Give the data below again exactly as written, without its pictures.

━━━━━ Records for the task

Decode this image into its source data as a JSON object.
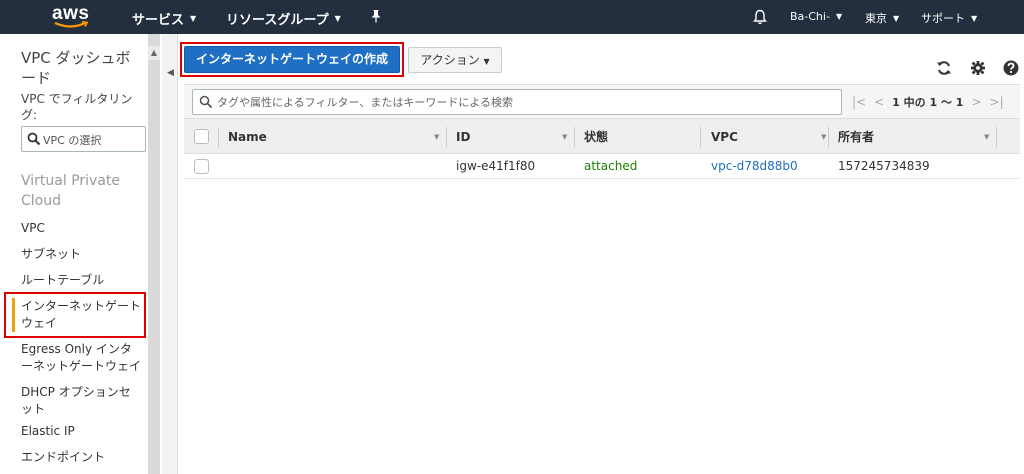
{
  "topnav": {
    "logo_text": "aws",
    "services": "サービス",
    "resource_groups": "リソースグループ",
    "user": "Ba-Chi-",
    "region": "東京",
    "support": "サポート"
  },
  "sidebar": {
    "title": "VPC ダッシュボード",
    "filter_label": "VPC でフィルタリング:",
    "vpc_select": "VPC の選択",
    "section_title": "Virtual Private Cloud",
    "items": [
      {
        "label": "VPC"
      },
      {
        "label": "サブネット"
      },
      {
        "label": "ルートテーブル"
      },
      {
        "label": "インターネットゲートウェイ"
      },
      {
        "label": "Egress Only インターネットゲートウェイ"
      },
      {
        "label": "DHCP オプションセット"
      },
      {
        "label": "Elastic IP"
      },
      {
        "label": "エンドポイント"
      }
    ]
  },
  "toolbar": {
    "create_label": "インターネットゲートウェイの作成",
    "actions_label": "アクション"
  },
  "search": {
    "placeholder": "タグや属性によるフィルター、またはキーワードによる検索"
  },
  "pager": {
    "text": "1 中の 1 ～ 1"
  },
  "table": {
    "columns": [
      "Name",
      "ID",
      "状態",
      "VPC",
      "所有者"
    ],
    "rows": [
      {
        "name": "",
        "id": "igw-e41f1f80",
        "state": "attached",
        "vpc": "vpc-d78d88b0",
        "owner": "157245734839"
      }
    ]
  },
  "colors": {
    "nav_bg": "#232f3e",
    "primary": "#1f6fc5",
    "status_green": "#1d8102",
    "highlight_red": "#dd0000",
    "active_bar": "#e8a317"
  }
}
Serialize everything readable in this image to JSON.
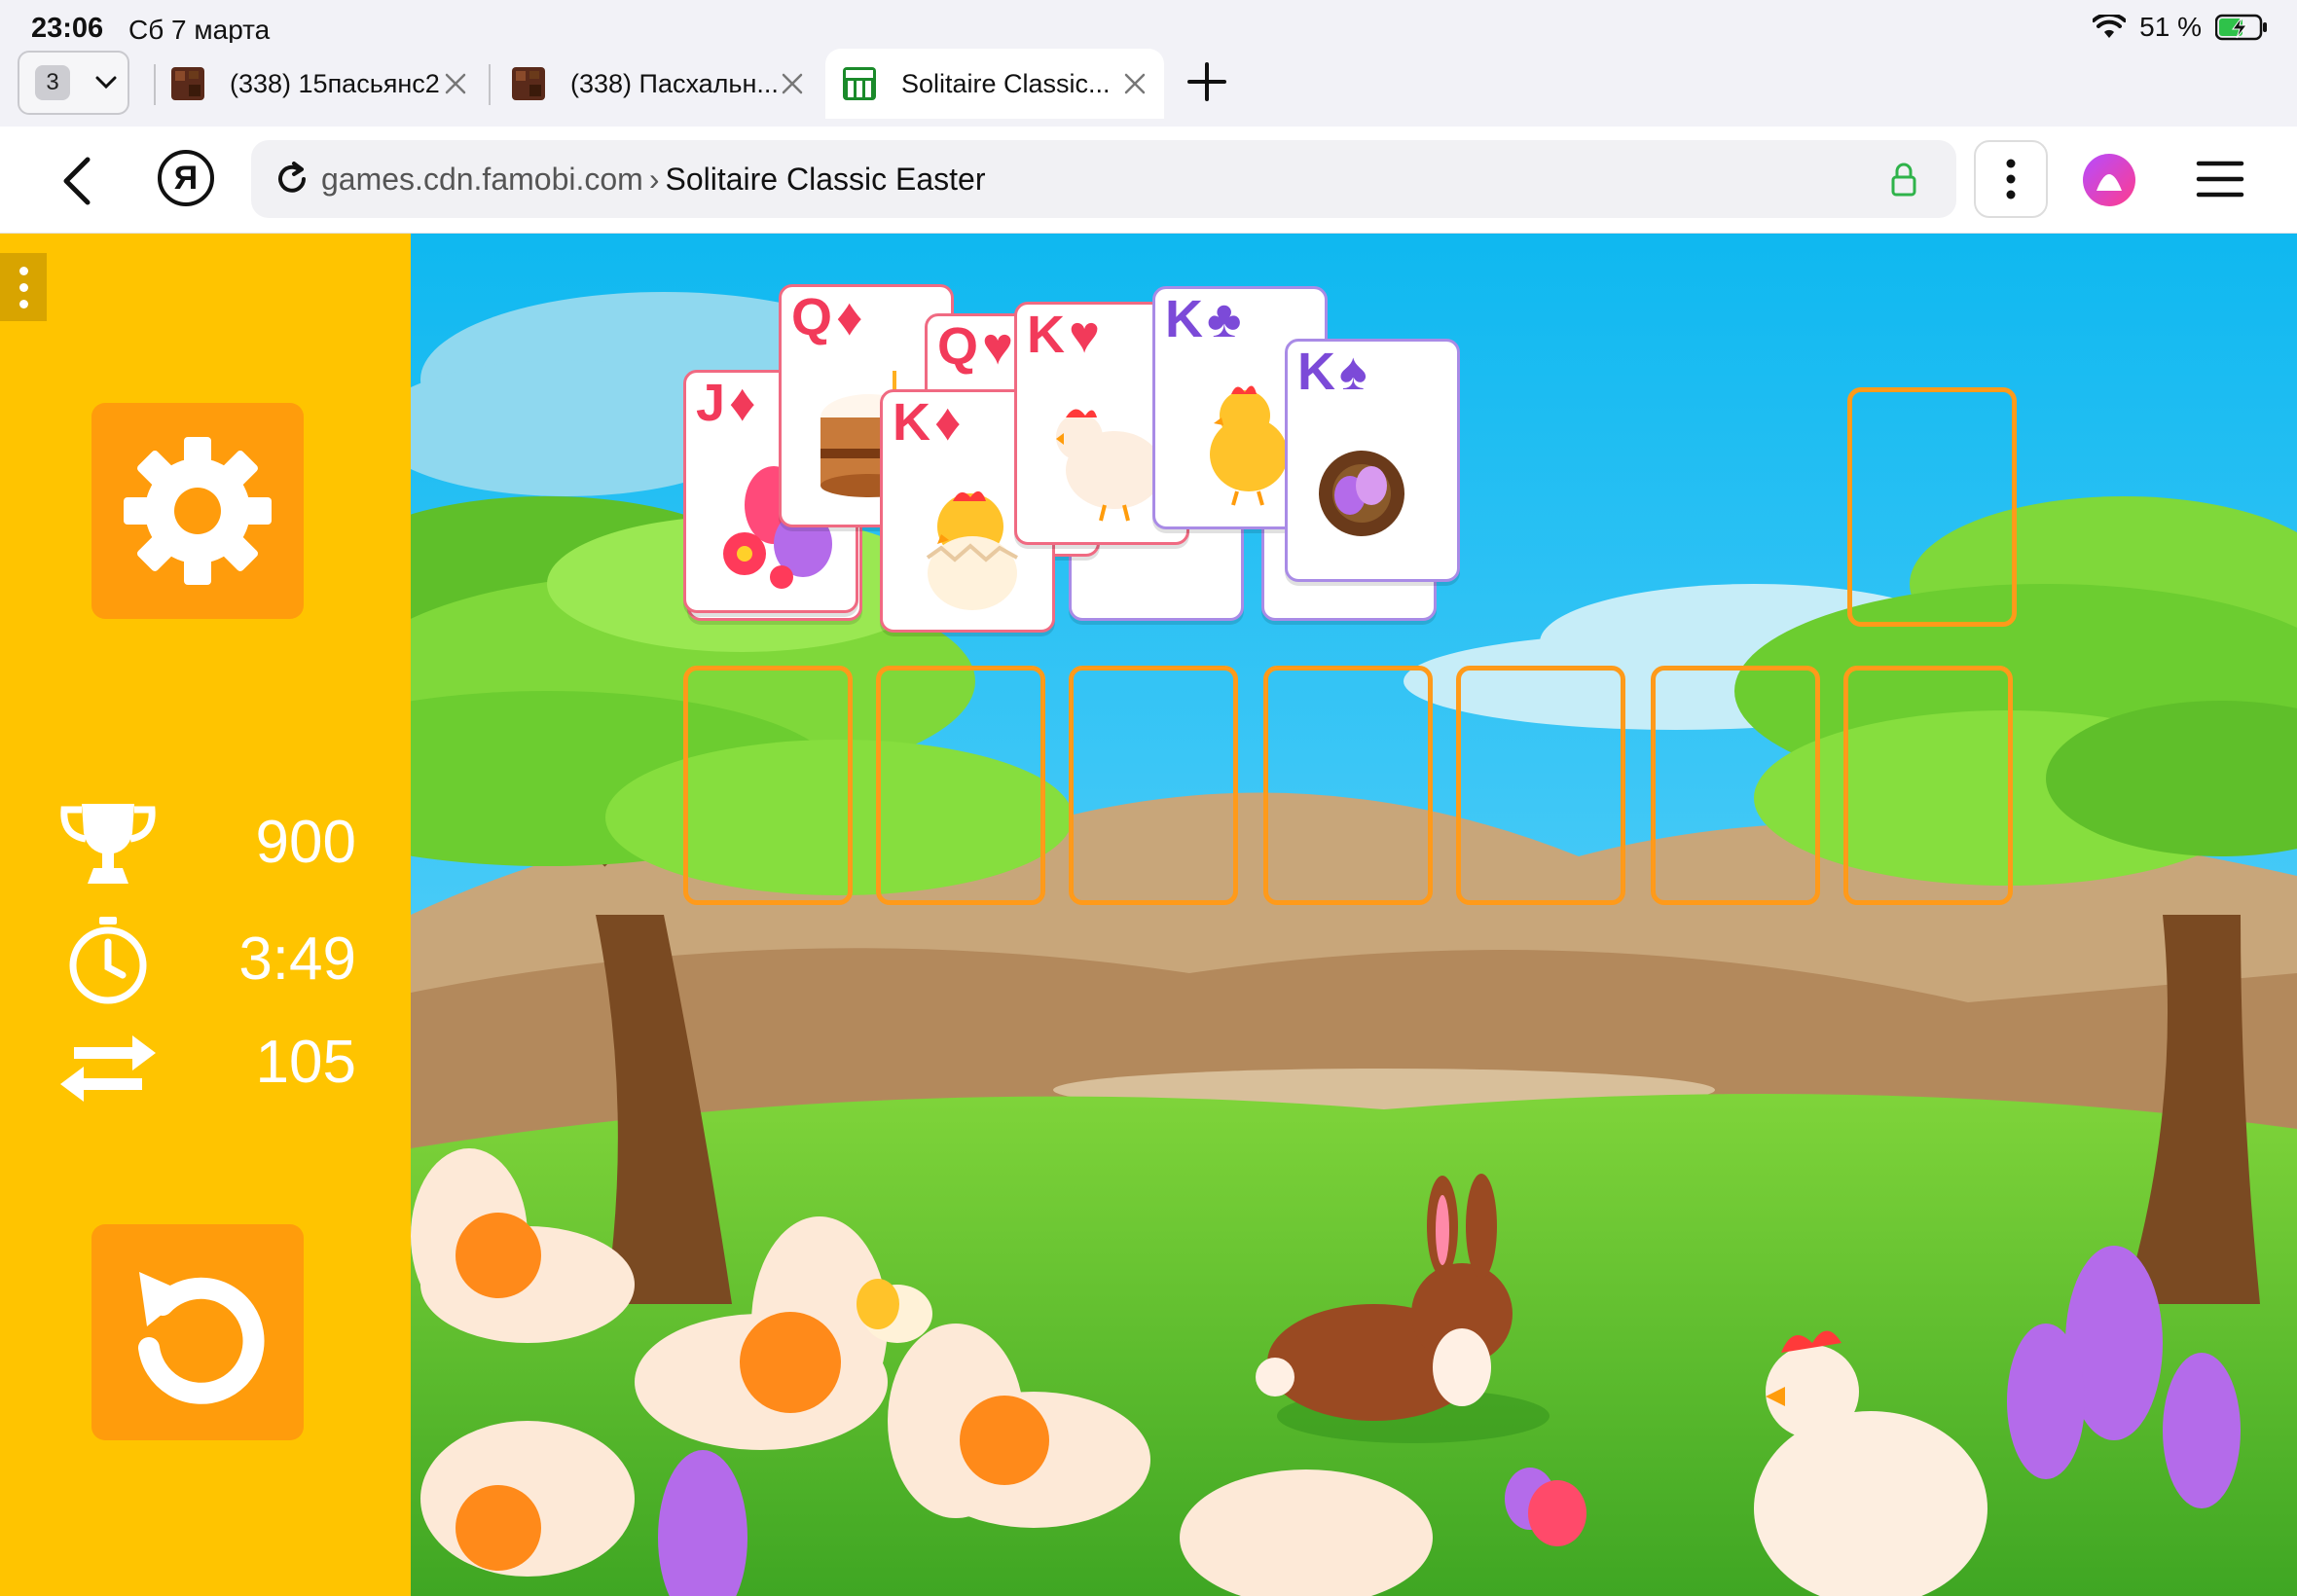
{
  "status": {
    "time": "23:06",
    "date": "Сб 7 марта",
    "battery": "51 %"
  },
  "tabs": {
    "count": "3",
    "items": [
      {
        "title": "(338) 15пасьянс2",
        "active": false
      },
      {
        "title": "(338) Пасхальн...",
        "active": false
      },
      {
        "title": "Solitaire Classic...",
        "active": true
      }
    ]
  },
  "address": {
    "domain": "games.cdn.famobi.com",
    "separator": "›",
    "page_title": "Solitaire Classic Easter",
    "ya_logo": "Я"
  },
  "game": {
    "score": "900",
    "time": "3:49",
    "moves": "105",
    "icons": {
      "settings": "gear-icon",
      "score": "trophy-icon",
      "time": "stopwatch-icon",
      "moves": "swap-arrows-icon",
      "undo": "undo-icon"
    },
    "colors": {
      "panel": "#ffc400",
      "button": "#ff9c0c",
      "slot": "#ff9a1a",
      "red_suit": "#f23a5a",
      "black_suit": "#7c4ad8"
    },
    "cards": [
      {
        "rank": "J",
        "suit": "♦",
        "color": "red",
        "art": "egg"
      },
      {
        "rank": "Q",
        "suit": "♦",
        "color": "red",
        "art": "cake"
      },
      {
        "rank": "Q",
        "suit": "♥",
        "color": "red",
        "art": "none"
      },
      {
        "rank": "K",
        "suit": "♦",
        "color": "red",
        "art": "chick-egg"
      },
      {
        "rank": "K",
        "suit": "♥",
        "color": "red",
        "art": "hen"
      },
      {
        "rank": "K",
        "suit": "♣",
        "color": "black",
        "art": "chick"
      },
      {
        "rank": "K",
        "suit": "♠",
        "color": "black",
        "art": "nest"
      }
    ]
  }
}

━━━━━━━━━━

● Answer to the problem:
Decode this image into its source data as a JSON object.
{
  "topnav": {
    "logo_text": "aws",
    "services": "サービス",
    "resource_groups": "リソースグループ",
    "user": "Ba-Chi-",
    "region": "東京",
    "support": "サポート"
  },
  "sidebar": {
    "title": "VPC ダッシュボード",
    "filter_label": "VPC でフィルタリング:",
    "vpc_select": "VPC の選択",
    "section_title": "Virtual Private Cloud",
    "items": [
      {
        "label": "VPC"
      },
      {
        "label": "サブネット"
      },
      {
        "label": "ルートテーブル"
      },
      {
        "label": "インターネットゲートウェイ"
      },
      {
        "label": "Egress Only インターネットゲートウェイ"
      },
      {
        "label": "DHCP オプションセット"
      },
      {
        "label": "Elastic IP"
      },
      {
        "label": "エンドポイント"
      }
    ]
  },
  "toolbar": {
    "create_label": "インターネットゲートウェイの作成",
    "actions_label": "アクション"
  },
  "search": {
    "placeholder": "タグや属性によるフィルター、またはキーワードによる検索"
  },
  "pager": {
    "text": "1 中の 1 ～ 1"
  },
  "table": {
    "columns": [
      "Name",
      "ID",
      "状態",
      "VPC",
      "所有者"
    ],
    "rows": [
      {
        "name": "",
        "id": "igw-e41f1f80",
        "state": "attached",
        "vpc": "vpc-d78d88b0",
        "owner": "157245734839"
      }
    ]
  },
  "colors": {
    "nav_bg": "#232f3e",
    "primary": "#1f6fc5",
    "status_green": "#1d8102",
    "highlight_red": "#dd0000",
    "active_bar": "#e8a317"
  }
}
Serialize everything readable in this image to JSON.
{
  "status": {
    "time": "23:06",
    "date": "Сб 7 марта",
    "battery": "51 %"
  },
  "tabs": {
    "count": "3",
    "items": [
      {
        "title": "(338) 15пасьянс2",
        "active": false
      },
      {
        "title": "(338) Пасхальн...",
        "active": false
      },
      {
        "title": "Solitaire Classic...",
        "active": true
      }
    ]
  },
  "address": {
    "domain": "games.cdn.famobi.com",
    "separator": "›",
    "page_title": "Solitaire Classic Easter",
    "ya_logo": "Я"
  },
  "game": {
    "score": "900",
    "time": "3:49",
    "moves": "105",
    "icons": {
      "settings": "gear-icon",
      "score": "trophy-icon",
      "time": "stopwatch-icon",
      "moves": "swap-arrows-icon",
      "undo": "undo-icon"
    },
    "colors": {
      "panel": "#ffc400",
      "button": "#ff9c0c",
      "slot": "#ff9a1a",
      "red_suit": "#f23a5a",
      "black_suit": "#7c4ad8"
    },
    "cards": [
      {
        "rank": "J",
        "suit": "♦",
        "color": "red",
        "art": "egg"
      },
      {
        "rank": "Q",
        "suit": "♦",
        "color": "red",
        "art": "cake"
      },
      {
        "rank": "Q",
        "suit": "♥",
        "color": "red",
        "art": "none"
      },
      {
        "rank": "K",
        "suit": "♦",
        "color": "red",
        "art": "chick-egg"
      },
      {
        "rank": "K",
        "suit": "♥",
        "color": "red",
        "art": "hen"
      },
      {
        "rank": "K",
        "suit": "♣",
        "color": "black",
        "art": "chick"
      },
      {
        "rank": "K",
        "suit": "♠",
        "color": "black",
        "art": "nest"
      }
    ]
  }
}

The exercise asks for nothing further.